Written exercise:
Nothing but the lines from the one containing "What's the underlying" through the last line of the records below should be copied, exactly and without pictures.

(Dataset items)
════════

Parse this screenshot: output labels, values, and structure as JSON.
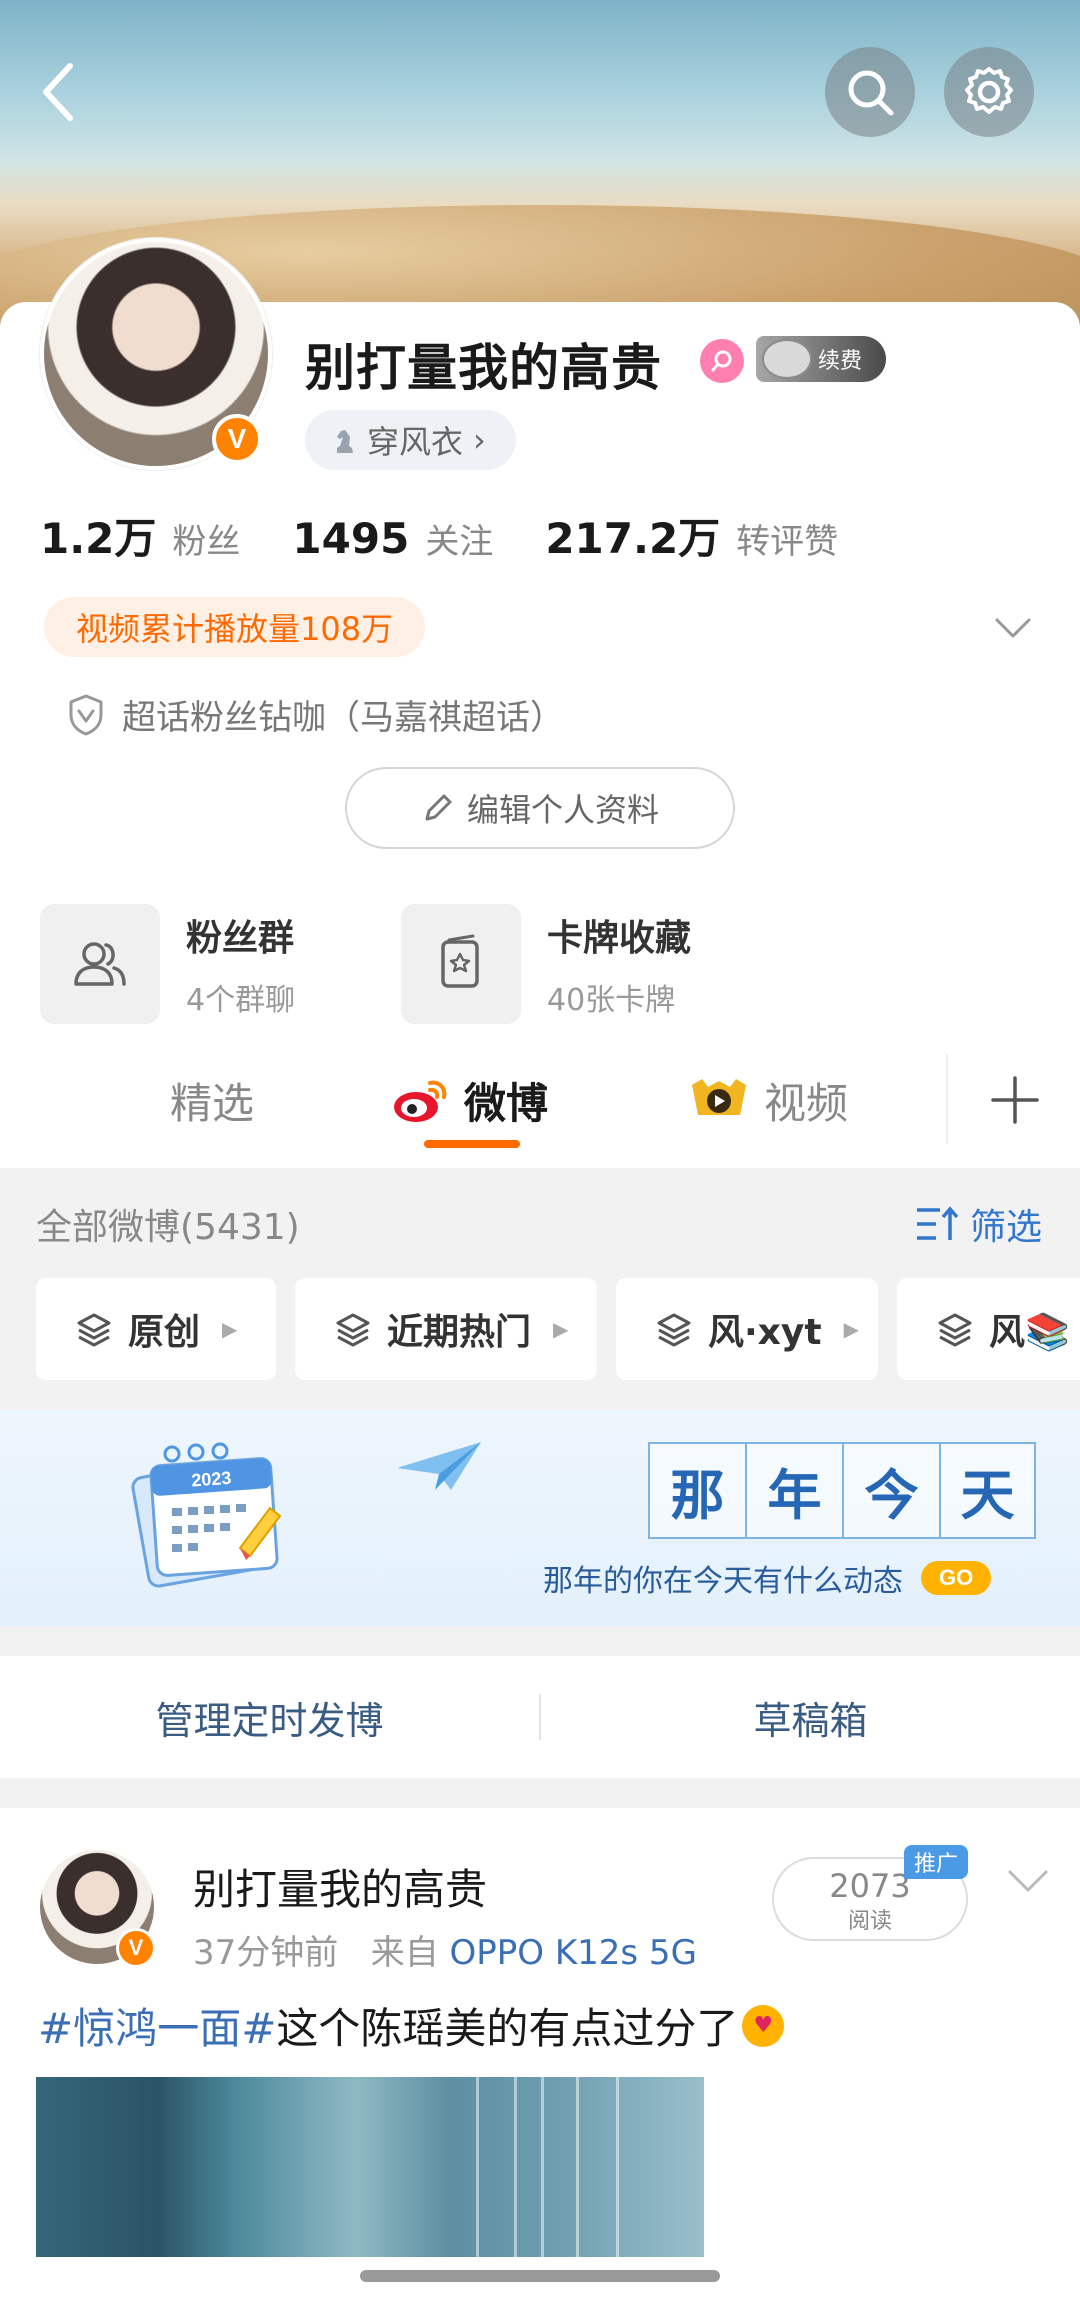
{
  "profile": {
    "username": "别打量我的高贵",
    "vip_label": "续费",
    "tag": "穿风衣",
    "tag_chevron": "›",
    "stats": [
      {
        "value": "1.2万",
        "label": "粉丝"
      },
      {
        "value": "1495",
        "label": "关注"
      },
      {
        "value": "217.2万",
        "label": "转评赞"
      }
    ],
    "video_stat": "视频累计播放量108万",
    "supertopic": "超话粉丝钻咖（马嘉祺超话）",
    "edit_label": "编辑个人资料",
    "verified_mark": "V"
  },
  "quick_tiles": [
    {
      "title": "粉丝群",
      "subtitle": "4个群聊"
    },
    {
      "title": "卡牌收藏",
      "subtitle": "40张卡牌"
    }
  ],
  "tabs": [
    {
      "label": "精选"
    },
    {
      "label": "微博"
    },
    {
      "label": "视频"
    }
  ],
  "feed": {
    "all_label": "全部微博(5431)",
    "filter_label": "筛选",
    "chips": [
      "原创",
      "近期热门",
      "风·xyt",
      "风📚"
    ]
  },
  "on_this_day": {
    "title_chars": [
      "那",
      "年",
      "今",
      "天"
    ],
    "subtitle": "那年的你在今天有什么动态",
    "go_label": "GO",
    "calendar_year": "2023"
  },
  "manage": {
    "scheduled": "管理定时发博",
    "drafts": "草稿箱"
  },
  "post": {
    "author": "别打量我的高贵",
    "time": "37分钟前",
    "source_prefix": "来自",
    "device": "OPPO K12s 5G",
    "read_count": "2073",
    "read_label": "阅读",
    "promo_label": "推广",
    "hashtag": "#惊鸿一面#",
    "text": "这个陈瑶美的有点过分了"
  },
  "colors": {
    "accent": "#ff6a00",
    "link": "#3a6eb5",
    "verified": "#ff8200"
  }
}
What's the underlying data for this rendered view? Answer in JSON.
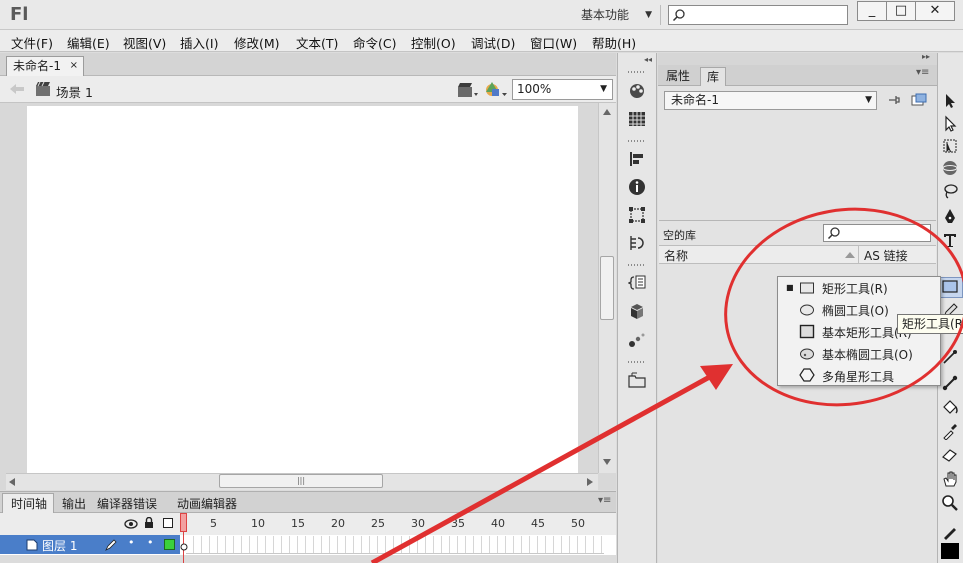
{
  "app": {
    "logo": "Fl",
    "workspace": "基本功能",
    "search_placeholder": "",
    "window_buttons": [
      "_",
      "□",
      "✕"
    ]
  },
  "menu": [
    "文件(F)",
    "编辑(E)",
    "视图(V)",
    "插入(I)",
    "修改(M)",
    "文本(T)",
    "命令(C)",
    "控制(O)",
    "调试(D)",
    "窗口(W)",
    "帮助(H)"
  ],
  "document": {
    "tab_title": "未命名-1",
    "tab_close": "×",
    "scene": "场景 1",
    "zoom": "100%"
  },
  "timeline": {
    "tabs": [
      "时间轴",
      "输出",
      "编译器错误",
      "动画编辑器"
    ],
    "frame_numbers": [
      "1",
      "5",
      "10",
      "15",
      "20",
      "25",
      "30",
      "35",
      "40",
      "45",
      "50"
    ],
    "layer_name": "图层 1"
  },
  "library": {
    "tabs": [
      "属性",
      "库"
    ],
    "active_tab": "库",
    "document_select": "未命名-1",
    "item_count": "空的库",
    "columns": [
      "名称",
      "AS 链接"
    ]
  },
  "tool_flyout": {
    "items": [
      {
        "label": "矩形工具(R)",
        "icon": "rectangle-icon",
        "selected": true
      },
      {
        "label": "椭圆工具(O)",
        "icon": "oval-icon",
        "selected": false
      },
      {
        "label": "基本矩形工具(R)",
        "icon": "primitive-rectangle-icon",
        "selected": false
      },
      {
        "label": "基本椭圆工具(O)",
        "icon": "primitive-oval-icon",
        "selected": false
      },
      {
        "label": "多角星形工具",
        "icon": "polystar-icon",
        "selected": false
      }
    ],
    "tooltip": "矩形工具(R)"
  },
  "colors": {
    "annotation": "#e03030",
    "layer_selected": "#4a7ec9",
    "playhead": "#dd4444",
    "stage": "#ffffff"
  }
}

════════

Worked solution:
What's the underlying data for this rendered view? Answer in JSON.
{
  "app": {
    "logo": "Fl",
    "workspace": "基本功能",
    "search_placeholder": "",
    "window_buttons": [
      "_",
      "□",
      "✕"
    ]
  },
  "menu": [
    "文件(F)",
    "编辑(E)",
    "视图(V)",
    "插入(I)",
    "修改(M)",
    "文本(T)",
    "命令(C)",
    "控制(O)",
    "调试(D)",
    "窗口(W)",
    "帮助(H)"
  ],
  "document": {
    "tab_title": "未命名-1",
    "tab_close": "×",
    "scene": "场景 1",
    "zoom": "100%"
  },
  "timeline": {
    "tabs": [
      "时间轴",
      "输出",
      "编译器错误",
      "动画编辑器"
    ],
    "frame_numbers": [
      "1",
      "5",
      "10",
      "15",
      "20",
      "25",
      "30",
      "35",
      "40",
      "45",
      "50"
    ],
    "layer_name": "图层 1"
  },
  "library": {
    "tabs": [
      "属性",
      "库"
    ],
    "active_tab": "库",
    "document_select": "未命名-1",
    "item_count": "空的库",
    "columns": [
      "名称",
      "AS 链接"
    ]
  },
  "tool_flyout": {
    "items": [
      {
        "label": "矩形工具(R)",
        "icon": "rectangle-icon",
        "selected": true
      },
      {
        "label": "椭圆工具(O)",
        "icon": "oval-icon",
        "selected": false
      },
      {
        "label": "基本矩形工具(R)",
        "icon": "primitive-rectangle-icon",
        "selected": false
      },
      {
        "label": "基本椭圆工具(O)",
        "icon": "primitive-oval-icon",
        "selected": false
      },
      {
        "label": "多角星形工具",
        "icon": "polystar-icon",
        "selected": false
      }
    ],
    "tooltip": "矩形工具(R)"
  },
  "colors": {
    "annotation": "#e03030",
    "layer_selected": "#4a7ec9",
    "playhead": "#dd4444",
    "stage": "#ffffff"
  }
}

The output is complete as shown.